- Given exercise -
Pick out all lines with the word "speed" from the records that follow.

- Information provided -
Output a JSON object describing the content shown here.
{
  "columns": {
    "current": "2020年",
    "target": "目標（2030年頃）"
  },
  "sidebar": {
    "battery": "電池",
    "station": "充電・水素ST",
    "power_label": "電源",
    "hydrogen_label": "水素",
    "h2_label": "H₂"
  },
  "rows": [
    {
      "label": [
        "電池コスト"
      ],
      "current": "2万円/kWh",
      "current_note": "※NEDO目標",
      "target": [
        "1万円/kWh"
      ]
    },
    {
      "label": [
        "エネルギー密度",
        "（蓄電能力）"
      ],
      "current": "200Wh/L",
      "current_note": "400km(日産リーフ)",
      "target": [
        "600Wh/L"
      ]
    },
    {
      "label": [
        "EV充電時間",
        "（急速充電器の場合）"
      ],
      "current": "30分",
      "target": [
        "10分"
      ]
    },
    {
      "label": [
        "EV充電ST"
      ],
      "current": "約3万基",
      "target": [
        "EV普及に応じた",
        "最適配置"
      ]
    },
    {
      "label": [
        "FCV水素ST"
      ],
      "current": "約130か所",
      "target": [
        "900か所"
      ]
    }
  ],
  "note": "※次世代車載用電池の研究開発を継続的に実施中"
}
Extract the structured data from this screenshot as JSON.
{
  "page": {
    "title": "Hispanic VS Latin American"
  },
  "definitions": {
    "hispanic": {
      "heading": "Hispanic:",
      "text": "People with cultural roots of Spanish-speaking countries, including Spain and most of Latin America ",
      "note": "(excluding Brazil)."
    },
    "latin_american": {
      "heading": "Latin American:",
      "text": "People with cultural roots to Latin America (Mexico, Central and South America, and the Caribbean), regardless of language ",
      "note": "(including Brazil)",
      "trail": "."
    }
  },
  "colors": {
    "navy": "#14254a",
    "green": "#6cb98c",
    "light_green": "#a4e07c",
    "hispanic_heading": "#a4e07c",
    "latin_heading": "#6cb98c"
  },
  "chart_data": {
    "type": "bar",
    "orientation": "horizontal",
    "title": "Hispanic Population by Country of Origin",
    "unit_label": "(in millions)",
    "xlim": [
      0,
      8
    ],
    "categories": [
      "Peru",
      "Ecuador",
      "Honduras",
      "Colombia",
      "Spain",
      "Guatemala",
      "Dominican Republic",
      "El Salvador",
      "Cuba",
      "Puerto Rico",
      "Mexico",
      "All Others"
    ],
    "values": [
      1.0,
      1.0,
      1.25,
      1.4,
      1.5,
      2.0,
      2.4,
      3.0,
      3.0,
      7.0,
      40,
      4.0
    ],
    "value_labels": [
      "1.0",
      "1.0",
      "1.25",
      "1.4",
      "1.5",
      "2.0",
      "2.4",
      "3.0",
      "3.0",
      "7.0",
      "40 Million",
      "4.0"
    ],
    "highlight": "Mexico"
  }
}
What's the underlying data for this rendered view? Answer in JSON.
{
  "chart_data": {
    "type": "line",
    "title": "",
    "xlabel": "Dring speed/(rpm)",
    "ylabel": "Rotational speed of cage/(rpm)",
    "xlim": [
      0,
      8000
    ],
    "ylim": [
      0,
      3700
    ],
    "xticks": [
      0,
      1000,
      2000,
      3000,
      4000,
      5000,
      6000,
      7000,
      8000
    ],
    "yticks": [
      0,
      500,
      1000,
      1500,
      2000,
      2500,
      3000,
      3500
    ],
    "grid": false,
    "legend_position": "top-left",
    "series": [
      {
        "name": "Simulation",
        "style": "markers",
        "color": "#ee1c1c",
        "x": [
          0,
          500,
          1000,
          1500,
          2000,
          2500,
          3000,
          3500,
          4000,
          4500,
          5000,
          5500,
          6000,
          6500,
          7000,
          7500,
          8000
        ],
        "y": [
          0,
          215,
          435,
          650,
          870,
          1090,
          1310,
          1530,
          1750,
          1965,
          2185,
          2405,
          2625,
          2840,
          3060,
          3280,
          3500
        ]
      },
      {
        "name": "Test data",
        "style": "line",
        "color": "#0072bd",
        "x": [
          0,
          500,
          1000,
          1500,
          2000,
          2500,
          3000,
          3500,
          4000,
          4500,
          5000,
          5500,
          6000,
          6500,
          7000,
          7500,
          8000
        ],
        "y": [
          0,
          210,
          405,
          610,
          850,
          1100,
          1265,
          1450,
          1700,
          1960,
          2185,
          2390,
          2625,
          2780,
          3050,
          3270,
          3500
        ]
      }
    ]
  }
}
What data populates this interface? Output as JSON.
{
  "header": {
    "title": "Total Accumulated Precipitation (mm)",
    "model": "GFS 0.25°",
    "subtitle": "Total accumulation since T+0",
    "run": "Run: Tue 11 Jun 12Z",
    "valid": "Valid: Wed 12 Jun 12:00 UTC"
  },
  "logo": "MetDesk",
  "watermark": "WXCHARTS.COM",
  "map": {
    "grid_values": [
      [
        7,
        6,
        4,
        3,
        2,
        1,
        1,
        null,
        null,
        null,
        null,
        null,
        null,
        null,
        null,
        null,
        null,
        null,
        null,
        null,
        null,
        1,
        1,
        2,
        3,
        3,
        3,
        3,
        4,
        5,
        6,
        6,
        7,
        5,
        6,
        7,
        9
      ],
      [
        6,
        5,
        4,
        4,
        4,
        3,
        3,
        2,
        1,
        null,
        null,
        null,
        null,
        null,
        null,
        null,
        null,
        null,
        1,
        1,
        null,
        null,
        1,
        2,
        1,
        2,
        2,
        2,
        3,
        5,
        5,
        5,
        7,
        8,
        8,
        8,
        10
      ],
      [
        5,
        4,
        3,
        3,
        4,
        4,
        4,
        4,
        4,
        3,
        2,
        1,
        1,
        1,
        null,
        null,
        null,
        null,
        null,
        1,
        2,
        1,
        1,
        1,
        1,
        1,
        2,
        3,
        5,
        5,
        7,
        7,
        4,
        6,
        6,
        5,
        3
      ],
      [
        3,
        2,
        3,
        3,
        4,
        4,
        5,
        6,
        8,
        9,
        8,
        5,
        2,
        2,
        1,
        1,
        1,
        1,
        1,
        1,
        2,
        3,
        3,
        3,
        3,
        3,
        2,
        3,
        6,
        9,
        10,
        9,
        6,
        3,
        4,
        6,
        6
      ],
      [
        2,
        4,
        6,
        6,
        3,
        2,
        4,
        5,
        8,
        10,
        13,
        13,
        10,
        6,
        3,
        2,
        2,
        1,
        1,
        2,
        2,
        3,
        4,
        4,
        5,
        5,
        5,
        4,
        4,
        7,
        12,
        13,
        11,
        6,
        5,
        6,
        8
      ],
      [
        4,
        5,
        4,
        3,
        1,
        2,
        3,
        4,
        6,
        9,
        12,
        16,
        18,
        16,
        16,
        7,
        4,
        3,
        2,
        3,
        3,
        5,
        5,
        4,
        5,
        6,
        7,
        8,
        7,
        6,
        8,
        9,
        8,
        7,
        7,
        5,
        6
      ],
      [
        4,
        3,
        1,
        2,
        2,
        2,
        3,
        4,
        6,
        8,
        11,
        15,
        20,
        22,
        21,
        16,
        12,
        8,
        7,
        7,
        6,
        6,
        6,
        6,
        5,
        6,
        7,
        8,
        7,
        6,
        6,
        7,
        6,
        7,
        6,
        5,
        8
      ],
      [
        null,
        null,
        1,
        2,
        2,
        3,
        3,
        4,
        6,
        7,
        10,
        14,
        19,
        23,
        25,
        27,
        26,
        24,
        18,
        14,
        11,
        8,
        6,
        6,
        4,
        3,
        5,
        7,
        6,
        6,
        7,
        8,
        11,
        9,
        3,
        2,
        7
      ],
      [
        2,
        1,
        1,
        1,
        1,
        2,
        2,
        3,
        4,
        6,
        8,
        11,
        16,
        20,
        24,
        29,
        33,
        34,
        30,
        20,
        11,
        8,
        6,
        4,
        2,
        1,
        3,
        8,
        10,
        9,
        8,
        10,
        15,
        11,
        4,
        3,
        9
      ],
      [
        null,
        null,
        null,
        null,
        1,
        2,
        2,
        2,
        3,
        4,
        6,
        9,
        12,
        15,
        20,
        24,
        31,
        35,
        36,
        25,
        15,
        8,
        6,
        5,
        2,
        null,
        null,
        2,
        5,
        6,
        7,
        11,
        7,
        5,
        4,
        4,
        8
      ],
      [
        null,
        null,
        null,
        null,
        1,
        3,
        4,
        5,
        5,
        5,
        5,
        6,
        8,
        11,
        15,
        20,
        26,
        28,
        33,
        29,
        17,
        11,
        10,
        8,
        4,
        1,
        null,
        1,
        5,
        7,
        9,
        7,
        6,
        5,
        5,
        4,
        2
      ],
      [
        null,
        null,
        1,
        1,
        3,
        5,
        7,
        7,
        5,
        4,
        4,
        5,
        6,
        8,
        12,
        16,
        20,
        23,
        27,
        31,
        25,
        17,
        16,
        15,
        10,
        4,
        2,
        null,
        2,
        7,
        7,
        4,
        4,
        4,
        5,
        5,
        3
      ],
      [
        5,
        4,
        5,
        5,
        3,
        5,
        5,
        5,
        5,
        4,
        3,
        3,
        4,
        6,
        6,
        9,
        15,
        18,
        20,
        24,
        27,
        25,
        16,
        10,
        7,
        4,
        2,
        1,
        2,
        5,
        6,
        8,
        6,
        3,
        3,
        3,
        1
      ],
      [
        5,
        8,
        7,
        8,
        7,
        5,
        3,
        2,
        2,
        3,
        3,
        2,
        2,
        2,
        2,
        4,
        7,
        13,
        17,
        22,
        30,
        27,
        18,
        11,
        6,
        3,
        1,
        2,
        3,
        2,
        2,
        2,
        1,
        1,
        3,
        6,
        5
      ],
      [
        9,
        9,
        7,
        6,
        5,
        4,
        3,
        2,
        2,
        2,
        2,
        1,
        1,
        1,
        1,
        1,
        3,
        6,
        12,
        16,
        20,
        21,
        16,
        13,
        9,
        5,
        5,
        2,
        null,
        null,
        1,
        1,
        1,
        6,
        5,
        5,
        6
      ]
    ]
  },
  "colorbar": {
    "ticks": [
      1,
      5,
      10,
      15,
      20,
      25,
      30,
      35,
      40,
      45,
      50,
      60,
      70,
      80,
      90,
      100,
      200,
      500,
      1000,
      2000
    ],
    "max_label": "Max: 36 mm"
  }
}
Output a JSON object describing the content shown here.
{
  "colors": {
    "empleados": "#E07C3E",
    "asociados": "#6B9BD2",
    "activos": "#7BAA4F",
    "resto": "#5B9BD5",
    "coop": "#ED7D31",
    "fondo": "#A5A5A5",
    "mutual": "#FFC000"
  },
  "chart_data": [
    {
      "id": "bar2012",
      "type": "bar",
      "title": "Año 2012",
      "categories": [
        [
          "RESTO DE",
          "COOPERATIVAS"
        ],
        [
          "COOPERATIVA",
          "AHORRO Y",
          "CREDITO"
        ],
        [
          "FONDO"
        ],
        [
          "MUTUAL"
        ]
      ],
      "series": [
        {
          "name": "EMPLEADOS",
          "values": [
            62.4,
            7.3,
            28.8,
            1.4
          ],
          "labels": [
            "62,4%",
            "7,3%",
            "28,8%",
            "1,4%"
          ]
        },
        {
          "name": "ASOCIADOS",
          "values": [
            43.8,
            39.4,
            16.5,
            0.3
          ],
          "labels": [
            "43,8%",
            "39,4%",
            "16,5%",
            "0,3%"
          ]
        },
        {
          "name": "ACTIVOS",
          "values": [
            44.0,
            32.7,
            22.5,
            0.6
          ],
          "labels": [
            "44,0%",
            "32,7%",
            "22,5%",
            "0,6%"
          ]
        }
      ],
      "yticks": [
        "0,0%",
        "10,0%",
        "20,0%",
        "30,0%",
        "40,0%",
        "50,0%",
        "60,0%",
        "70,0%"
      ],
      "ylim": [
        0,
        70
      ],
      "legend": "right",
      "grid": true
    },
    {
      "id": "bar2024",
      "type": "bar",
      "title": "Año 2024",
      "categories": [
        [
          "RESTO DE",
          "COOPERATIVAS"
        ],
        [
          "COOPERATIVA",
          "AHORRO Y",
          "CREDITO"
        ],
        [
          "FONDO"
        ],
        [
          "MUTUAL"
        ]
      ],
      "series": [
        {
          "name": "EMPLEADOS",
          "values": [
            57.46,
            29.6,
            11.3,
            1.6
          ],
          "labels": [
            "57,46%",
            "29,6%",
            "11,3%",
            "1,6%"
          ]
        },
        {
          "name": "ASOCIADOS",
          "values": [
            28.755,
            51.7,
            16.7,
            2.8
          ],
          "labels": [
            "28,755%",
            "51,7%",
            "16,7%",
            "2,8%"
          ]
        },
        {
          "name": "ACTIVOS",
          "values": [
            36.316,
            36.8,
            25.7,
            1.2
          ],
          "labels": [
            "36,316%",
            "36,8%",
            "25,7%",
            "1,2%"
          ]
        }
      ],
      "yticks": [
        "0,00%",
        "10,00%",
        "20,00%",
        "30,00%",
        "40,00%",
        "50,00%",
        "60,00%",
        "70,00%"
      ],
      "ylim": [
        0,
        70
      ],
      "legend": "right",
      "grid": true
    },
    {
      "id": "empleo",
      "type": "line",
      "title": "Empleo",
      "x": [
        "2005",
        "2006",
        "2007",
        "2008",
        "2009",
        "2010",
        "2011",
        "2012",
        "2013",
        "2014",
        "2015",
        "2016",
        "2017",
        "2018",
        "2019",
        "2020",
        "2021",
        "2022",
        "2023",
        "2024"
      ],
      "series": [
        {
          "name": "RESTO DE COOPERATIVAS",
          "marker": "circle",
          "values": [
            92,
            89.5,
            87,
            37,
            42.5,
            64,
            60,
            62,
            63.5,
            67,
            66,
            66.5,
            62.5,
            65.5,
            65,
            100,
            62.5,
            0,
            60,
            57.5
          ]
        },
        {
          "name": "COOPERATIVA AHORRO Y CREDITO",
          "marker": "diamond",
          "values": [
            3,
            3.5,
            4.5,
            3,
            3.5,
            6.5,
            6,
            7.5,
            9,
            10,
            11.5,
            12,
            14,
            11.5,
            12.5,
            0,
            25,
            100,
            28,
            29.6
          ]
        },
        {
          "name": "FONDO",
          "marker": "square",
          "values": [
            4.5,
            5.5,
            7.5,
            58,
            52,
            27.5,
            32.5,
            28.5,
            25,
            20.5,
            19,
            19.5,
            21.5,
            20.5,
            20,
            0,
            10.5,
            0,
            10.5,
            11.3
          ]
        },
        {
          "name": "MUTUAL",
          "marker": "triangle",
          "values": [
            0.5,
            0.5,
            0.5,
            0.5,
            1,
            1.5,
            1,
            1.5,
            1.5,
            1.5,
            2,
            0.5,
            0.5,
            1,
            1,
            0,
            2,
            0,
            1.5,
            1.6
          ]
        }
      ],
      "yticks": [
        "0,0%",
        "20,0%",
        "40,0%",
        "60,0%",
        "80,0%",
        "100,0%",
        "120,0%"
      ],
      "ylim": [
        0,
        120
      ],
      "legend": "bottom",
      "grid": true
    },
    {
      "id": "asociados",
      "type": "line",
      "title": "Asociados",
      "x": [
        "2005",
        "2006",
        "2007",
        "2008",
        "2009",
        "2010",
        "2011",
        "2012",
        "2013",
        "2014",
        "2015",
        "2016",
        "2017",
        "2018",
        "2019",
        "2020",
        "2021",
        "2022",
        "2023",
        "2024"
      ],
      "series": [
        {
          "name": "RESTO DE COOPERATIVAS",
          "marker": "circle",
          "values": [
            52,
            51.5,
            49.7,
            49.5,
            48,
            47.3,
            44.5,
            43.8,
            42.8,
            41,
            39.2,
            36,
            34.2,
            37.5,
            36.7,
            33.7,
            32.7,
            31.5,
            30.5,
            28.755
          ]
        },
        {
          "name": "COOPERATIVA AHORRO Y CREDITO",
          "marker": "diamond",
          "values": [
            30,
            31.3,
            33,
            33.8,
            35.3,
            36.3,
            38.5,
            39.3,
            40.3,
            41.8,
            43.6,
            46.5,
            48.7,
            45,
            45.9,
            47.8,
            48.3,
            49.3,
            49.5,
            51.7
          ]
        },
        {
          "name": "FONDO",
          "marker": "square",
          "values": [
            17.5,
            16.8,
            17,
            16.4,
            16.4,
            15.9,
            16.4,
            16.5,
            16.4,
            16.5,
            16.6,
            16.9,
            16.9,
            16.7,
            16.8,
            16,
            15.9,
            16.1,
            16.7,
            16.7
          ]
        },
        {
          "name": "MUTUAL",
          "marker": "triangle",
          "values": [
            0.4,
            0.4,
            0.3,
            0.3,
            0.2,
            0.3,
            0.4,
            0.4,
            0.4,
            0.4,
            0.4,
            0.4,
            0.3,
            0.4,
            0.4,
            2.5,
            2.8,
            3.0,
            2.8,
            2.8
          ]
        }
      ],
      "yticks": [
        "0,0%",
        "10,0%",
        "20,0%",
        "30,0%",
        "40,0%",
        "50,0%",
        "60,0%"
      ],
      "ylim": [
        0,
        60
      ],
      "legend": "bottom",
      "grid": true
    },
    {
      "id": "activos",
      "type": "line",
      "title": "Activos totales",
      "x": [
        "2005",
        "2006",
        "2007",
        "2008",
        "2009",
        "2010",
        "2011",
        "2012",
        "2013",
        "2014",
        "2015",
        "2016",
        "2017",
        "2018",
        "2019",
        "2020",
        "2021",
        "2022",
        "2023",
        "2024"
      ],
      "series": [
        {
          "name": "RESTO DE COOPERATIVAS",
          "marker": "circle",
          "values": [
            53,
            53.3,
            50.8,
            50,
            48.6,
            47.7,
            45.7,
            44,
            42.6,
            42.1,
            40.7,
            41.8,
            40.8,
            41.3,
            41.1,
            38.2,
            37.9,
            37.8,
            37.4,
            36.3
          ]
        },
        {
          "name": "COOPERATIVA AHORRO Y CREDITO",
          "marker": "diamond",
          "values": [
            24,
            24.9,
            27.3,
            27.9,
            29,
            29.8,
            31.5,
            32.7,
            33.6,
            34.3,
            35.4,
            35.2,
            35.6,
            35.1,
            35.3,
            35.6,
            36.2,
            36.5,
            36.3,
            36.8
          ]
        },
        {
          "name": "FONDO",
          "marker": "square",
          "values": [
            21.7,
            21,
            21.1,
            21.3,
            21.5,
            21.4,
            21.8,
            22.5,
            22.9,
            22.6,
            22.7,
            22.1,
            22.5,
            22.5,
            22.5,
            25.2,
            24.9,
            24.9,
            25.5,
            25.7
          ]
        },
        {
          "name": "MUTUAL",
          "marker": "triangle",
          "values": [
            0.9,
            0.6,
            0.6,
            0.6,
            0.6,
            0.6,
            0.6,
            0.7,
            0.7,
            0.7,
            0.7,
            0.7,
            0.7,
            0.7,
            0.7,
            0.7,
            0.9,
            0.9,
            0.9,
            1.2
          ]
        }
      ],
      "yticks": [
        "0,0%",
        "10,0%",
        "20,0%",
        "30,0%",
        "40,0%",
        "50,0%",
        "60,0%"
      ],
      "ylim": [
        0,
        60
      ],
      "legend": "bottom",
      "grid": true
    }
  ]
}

- Answer to this exercise -
    "xlabel": "Dring speed/(rpm)",
    "ylabel": "Rotational speed of cage/(rpm)",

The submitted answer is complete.